__Exercise goal__: Repeat the data that follows, word for word, without the images.

__Data section__:
● ● ●

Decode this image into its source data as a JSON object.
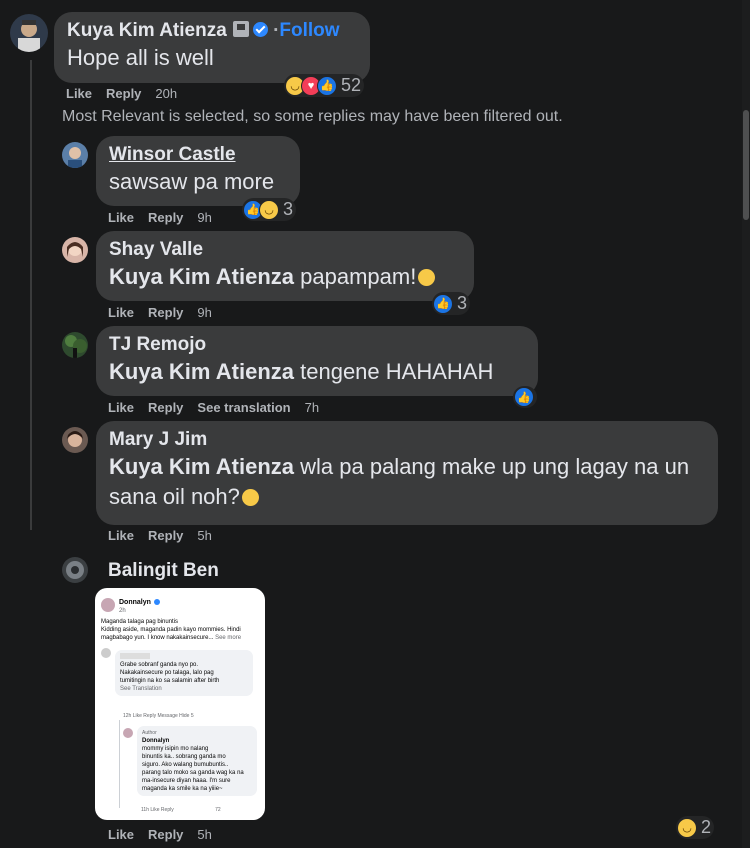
{
  "comments": [
    {
      "author": "Kuya Kim Atienza",
      "follow": "Follow",
      "text": "Hope all is well",
      "actions": {
        "like": "Like",
        "reply": "Reply",
        "time": "20h"
      },
      "reaction_count": "52",
      "reactions": [
        "haha-icon",
        "love-icon",
        "like-icon"
      ]
    }
  ],
  "filter_notice": "Most Relevant is selected, so some replies may have been filtered out.",
  "replies": [
    {
      "author": "Winsor Castle",
      "text": "sawsaw pa more",
      "like": "Like",
      "reply": "Reply",
      "time": "9h",
      "reaction_count": "3"
    },
    {
      "author": "Shay Valle",
      "mention": "Kuya Kim Atienza",
      "text": " papampam!",
      "like": "Like",
      "reply": "Reply",
      "time": "9h",
      "reaction_count": "3"
    },
    {
      "author": "TJ Remojo",
      "mention": "Kuya Kim Atienza",
      "text": " tengene HAHAHAH",
      "like": "Like",
      "reply": "Reply",
      "see_translation": "See translation",
      "time": "7h"
    },
    {
      "author": "Mary J Jim",
      "mention": "Kuya Kim Atienza",
      "text": " wla pa palang make up ung lagay na un sana oil noh?",
      "like": "Like",
      "reply": "Reply",
      "time": "5h"
    },
    {
      "author": "Balingit Ben",
      "like": "Like",
      "reply": "Reply",
      "time": "5h",
      "reaction_count": "2"
    }
  ],
  "attached_screenshot": {
    "post_author": "Donnalyn",
    "post_time": "2h",
    "post_line1": "Maganda talaga pag binuntis",
    "post_line2": "Kidding aside, maganda padin kayo mommies. Hindi",
    "post_line3": "magbabago yun. I know nakakainsecure...",
    "see_more": "See more",
    "comment_text1": "Grabe sobranf ganda nyo po.",
    "comment_text2": "Nakakainsecure po talaga, lalo pag",
    "comment_text3": "tumitingin na ko sa salamin after birth",
    "comment_meta": "12h  Like  Reply  Message  Hide",
    "comment_count": "5",
    "comment_translation": "See Translation",
    "author_badge": "Author",
    "reply_author": "Donnalyn",
    "reply_text1": "mommy isipin mo nalang",
    "reply_text2": "binuntis ka.. sobrang ganda mo",
    "reply_text3": "siguro. Ako walang bumubuntis..",
    "reply_text4": "parang talo moko sa ganda wag ka na",
    "reply_text5": "ma-insecure diyan haaa. I'm sure",
    "reply_text6": "maganda ka  smile ka na yiiie~",
    "reply_meta": "11h  Like  Reply",
    "reply_count": "72"
  }
}
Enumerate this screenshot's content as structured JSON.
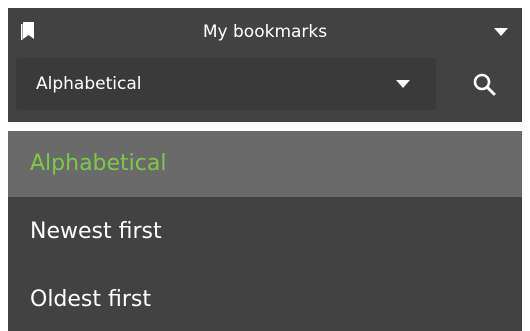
{
  "header": {
    "title": "My bookmarks",
    "bookmark_icon": "bookmark-icon",
    "chevron_icon": "chevron-down-icon"
  },
  "sort": {
    "selected": "Alphabetical",
    "chevron_icon": "chevron-down-icon"
  },
  "search": {
    "icon": "search-icon"
  },
  "dropdown": {
    "options": [
      {
        "label": "Alphabetical",
        "selected": true
      },
      {
        "label": "Newest first",
        "selected": false
      },
      {
        "label": "Oldest first",
        "selected": false
      }
    ]
  },
  "colors": {
    "panel_background": "#424242",
    "selected_background": "#6a6a6a",
    "selected_text": "#7cc94a",
    "text": "#ffffff"
  }
}
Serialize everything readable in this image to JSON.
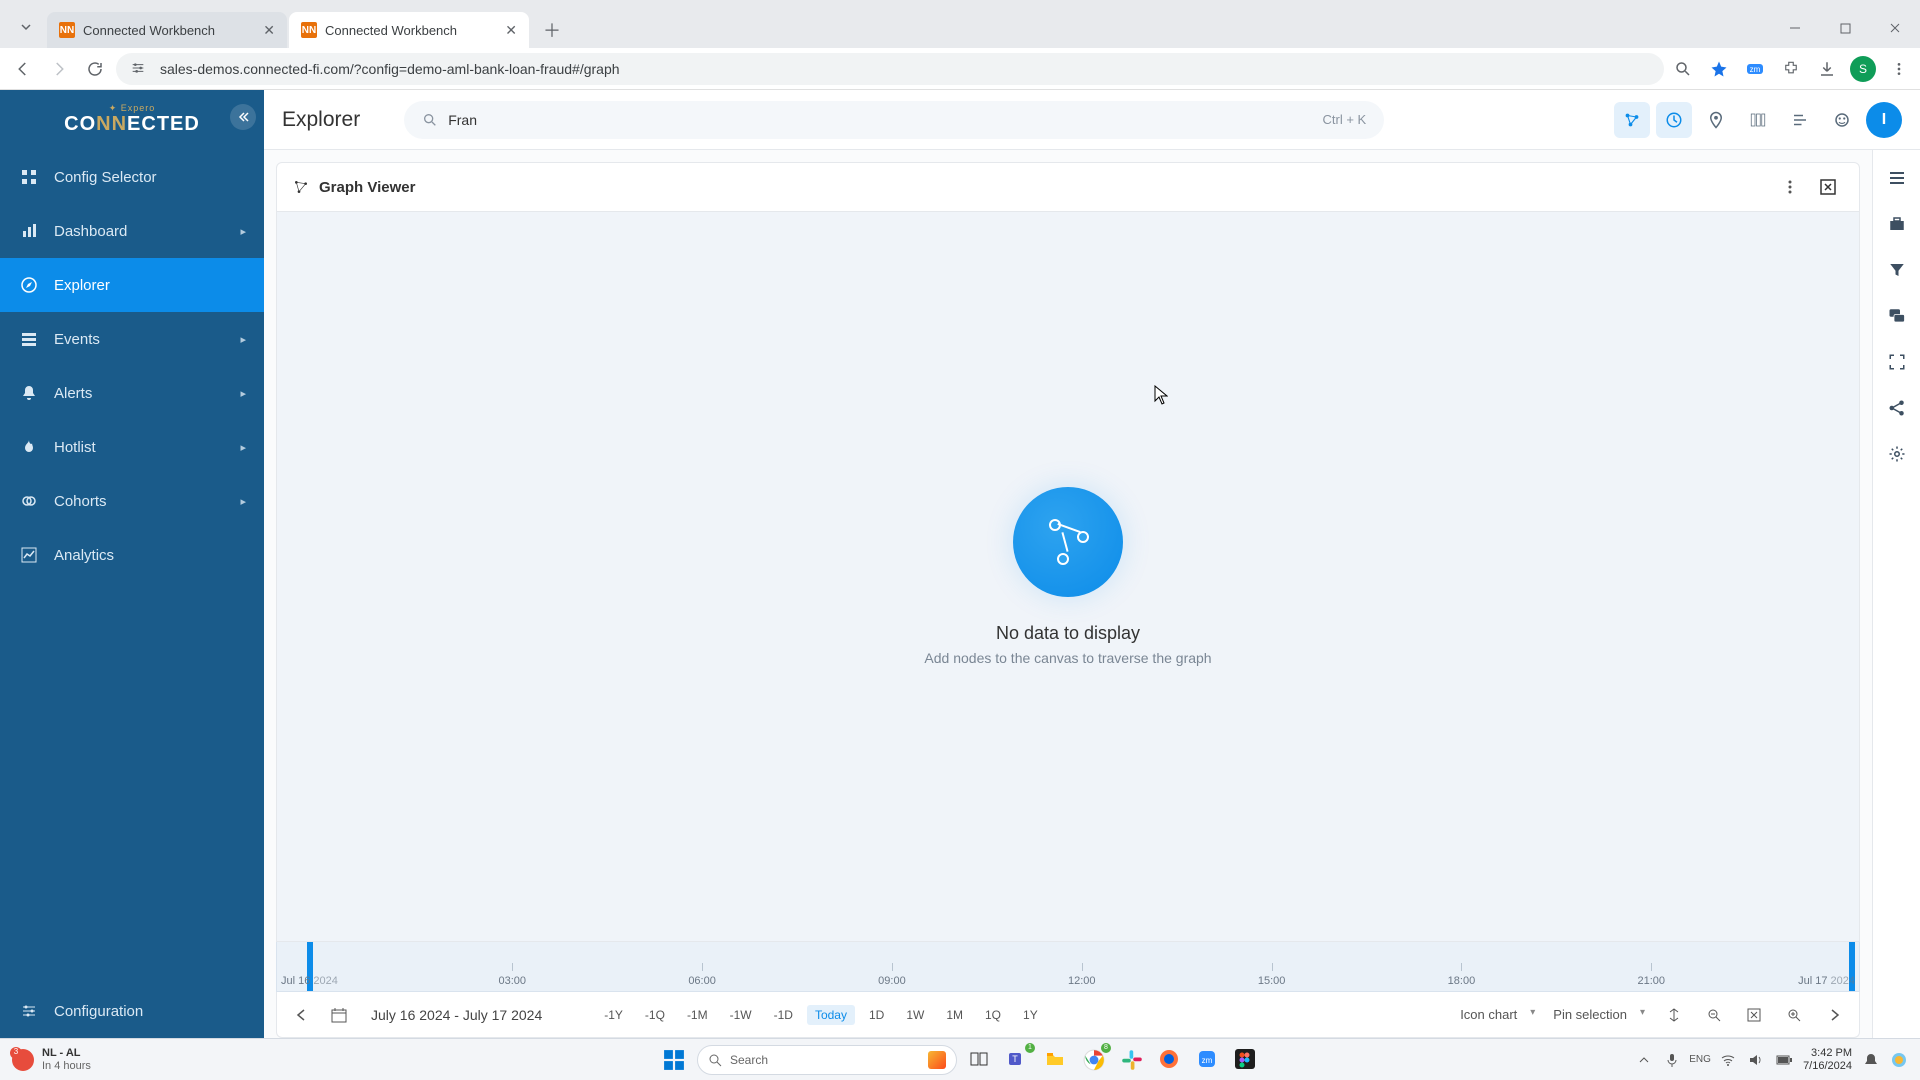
{
  "browser": {
    "tabs": [
      {
        "title": "Connected Workbench",
        "favicon_label": "NN"
      },
      {
        "title": "Connected Workbench",
        "favicon_label": "NN"
      }
    ],
    "url": "sales-demos.connected-fi.com/?config=demo-aml-bank-loan-fraud#/graph",
    "profile_initial": "S"
  },
  "app": {
    "logo_top": "Expero",
    "logo_main_pre": "CO",
    "logo_main_mid": "NN",
    "logo_main_post": "ECTED",
    "sidebar": [
      {
        "label": "Config Selector",
        "icon": "grid",
        "expandable": false
      },
      {
        "label": "Dashboard",
        "icon": "bar",
        "expandable": true
      },
      {
        "label": "Explorer",
        "icon": "compass",
        "expandable": false,
        "active": true
      },
      {
        "label": "Events",
        "icon": "list",
        "expandable": true
      },
      {
        "label": "Alerts",
        "icon": "bell",
        "expandable": true
      },
      {
        "label": "Hotlist",
        "icon": "fire",
        "expandable": true
      },
      {
        "label": "Cohorts",
        "icon": "circles",
        "expandable": true
      },
      {
        "label": "Analytics",
        "icon": "chart",
        "expandable": false
      }
    ],
    "sidebar_footer": {
      "label": "Configuration",
      "icon": "sliders"
    },
    "page_title": "Explorer",
    "search_value": "Fran",
    "search_shortcut": "Ctrl + K",
    "avatar_initial": "I",
    "panel_title": "Graph Viewer",
    "empty_title": "No data to display",
    "empty_subtitle": "Add nodes to the canvas to traverse the graph",
    "timeline": {
      "start_label": "Jul 16",
      "start_year": "2024",
      "end_label": "Jul 17",
      "end_year": "2024",
      "ticks": [
        "03:00",
        "06:00",
        "09:00",
        "12:00",
        "15:00",
        "18:00",
        "21:00"
      ],
      "date_range": "July 16 2024 - July 17 2024",
      "range_buttons": [
        "-1Y",
        "-1Q",
        "-1M",
        "-1W",
        "-1D",
        "Today",
        "1D",
        "1W",
        "1M",
        "1Q",
        "1Y"
      ],
      "range_selected": "Today",
      "chart_type": "Icon chart",
      "pin_label": "Pin selection"
    }
  },
  "taskbar": {
    "weather_line1": "NL - AL",
    "weather_line2": "In 4 hours",
    "weather_badge": "3",
    "search_placeholder": "Search",
    "time": "3:42 PM",
    "date": "7/16/2024"
  }
}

● ● ●

__Response below__:
Decode this image into its source data as a JSON object.
{
  "comments": [
    {
      "author": "Kuya Kim Atienza",
      "follow": "Follow",
      "text": "Hope all is well",
      "actions": {
        "like": "Like",
        "reply": "Reply",
        "time": "20h"
      },
      "reaction_count": "52",
      "reactions": [
        "haha-icon",
        "love-icon",
        "like-icon"
      ]
    }
  ],
  "filter_notice": "Most Relevant is selected, so some replies may have been filtered out.",
  "replies": [
    {
      "author": "Winsor Castle",
      "text": "sawsaw pa more",
      "like": "Like",
      "reply": "Reply",
      "time": "9h",
      "reaction_count": "3"
    },
    {
      "author": "Shay Valle",
      "mention": "Kuya Kim Atienza",
      "text": " papampam!",
      "like": "Like",
      "reply": "Reply",
      "time": "9h",
      "reaction_count": "3"
    },
    {
      "author": "TJ Remojo",
      "mention": "Kuya Kim Atienza",
      "text": " tengene HAHAHAH",
      "like": "Like",
      "reply": "Reply",
      "see_translation": "See translation",
      "time": "7h"
    },
    {
      "author": "Mary J Jim",
      "mention": "Kuya Kim Atienza",
      "text": " wla pa palang make up ung lagay na un sana oil noh?",
      "like": "Like",
      "reply": "Reply",
      "time": "5h"
    },
    {
      "author": "Balingit Ben",
      "like": "Like",
      "reply": "Reply",
      "time": "5h",
      "reaction_count": "2"
    }
  ],
  "attached_screenshot": {
    "post_author": "Donnalyn",
    "post_time": "2h",
    "post_line1": "Maganda talaga pag binuntis",
    "post_line2": "Kidding aside, maganda padin kayo mommies. Hindi",
    "post_line3": "magbabago yun. I know nakakainsecure...",
    "see_more": "See more",
    "comment_text1": "Grabe sobranf ganda nyo po.",
    "comment_text2": "Nakakainsecure po talaga, lalo pag",
    "comment_text3": "tumitingin na ko sa salamin after birth",
    "comment_meta": "12h  Like  Reply  Message  Hide",
    "comment_count": "5",
    "comment_translation": "See Translation",
    "author_badge": "Author",
    "reply_author": "Donnalyn",
    "reply_text1": "mommy isipin mo nalang",
    "reply_text2": "binuntis ka.. sobrang ganda mo",
    "reply_text3": "siguro. Ako walang bumubuntis..",
    "reply_text4": "parang talo moko sa ganda wag ka na",
    "reply_text5": "ma-insecure diyan haaa. I'm sure",
    "reply_text6": "maganda ka  smile ka na yiiie~",
    "reply_meta": "11h  Like  Reply",
    "reply_count": "72"
  }
}
Enumerate this screenshot's content as structured JSON.
{
  "header": {
    "title": "My bookmarks",
    "bookmark_icon": "bookmark-icon",
    "chevron_icon": "chevron-down-icon"
  },
  "sort": {
    "selected": "Alphabetical",
    "chevron_icon": "chevron-down-icon"
  },
  "search": {
    "icon": "search-icon"
  },
  "dropdown": {
    "options": [
      {
        "label": "Alphabetical",
        "selected": true
      },
      {
        "label": "Newest first",
        "selected": false
      },
      {
        "label": "Oldest first",
        "selected": false
      }
    ]
  },
  "colors": {
    "panel_background": "#424242",
    "selected_background": "#6a6a6a",
    "selected_text": "#7cc94a",
    "text": "#ffffff"
  }
}
Serialize everything readable in this image to JSON.
{
  "browser": {
    "tabs": [
      {
        "title": "Connected Workbench",
        "favicon_label": "NN"
      },
      {
        "title": "Connected Workbench",
        "favicon_label": "NN"
      }
    ],
    "url": "sales-demos.connected-fi.com/?config=demo-aml-bank-loan-fraud#/graph",
    "profile_initial": "S"
  },
  "app": {
    "logo_top": "Expero",
    "logo_main_pre": "CO",
    "logo_main_mid": "NN",
    "logo_main_post": "ECTED",
    "sidebar": [
      {
        "label": "Config Selector",
        "icon": "grid",
        "expandable": false
      },
      {
        "label": "Dashboard",
        "icon": "bar",
        "expandable": true
      },
      {
        "label": "Explorer",
        "icon": "compass",
        "expandable": false,
        "active": true
      },
      {
        "label": "Events",
        "icon": "list",
        "expandable": true
      },
      {
        "label": "Alerts",
        "icon": "bell",
        "expandable": true
      },
      {
        "label": "Hotlist",
        "icon": "fire",
        "expandable": true
      },
      {
        "label": "Cohorts",
        "icon": "circles",
        "expandable": true
      },
      {
        "label": "Analytics",
        "icon": "chart",
        "expandable": false
      }
    ],
    "sidebar_footer": {
      "label": "Configuration",
      "icon": "sliders"
    },
    "page_title": "Explorer",
    "search_value": "Fran",
    "search_shortcut": "Ctrl + K",
    "avatar_initial": "I",
    "panel_title": "Graph Viewer",
    "empty_title": "No data to display",
    "empty_subtitle": "Add nodes to the canvas to traverse the graph",
    "timeline": {
      "start_label": "Jul 16",
      "start_year": "2024",
      "end_label": "Jul 17",
      "end_year": "2024",
      "ticks": [
        "03:00",
        "06:00",
        "09:00",
        "12:00",
        "15:00",
        "18:00",
        "21:00"
      ],
      "date_range": "July 16 2024 - July 17 2024",
      "range_buttons": [
        "-1Y",
        "-1Q",
        "-1M",
        "-1W",
        "-1D",
        "Today",
        "1D",
        "1W",
        "1M",
        "1Q",
        "1Y"
      ],
      "range_selected": "Today",
      "chart_type": "Icon chart",
      "pin_label": "Pin selection"
    }
  },
  "taskbar": {
    "weather_line1": "NL - AL",
    "weather_line2": "In 4 hours",
    "weather_badge": "3",
    "search_placeholder": "Search",
    "time": "3:42 PM",
    "date": "7/16/2024"
  }
}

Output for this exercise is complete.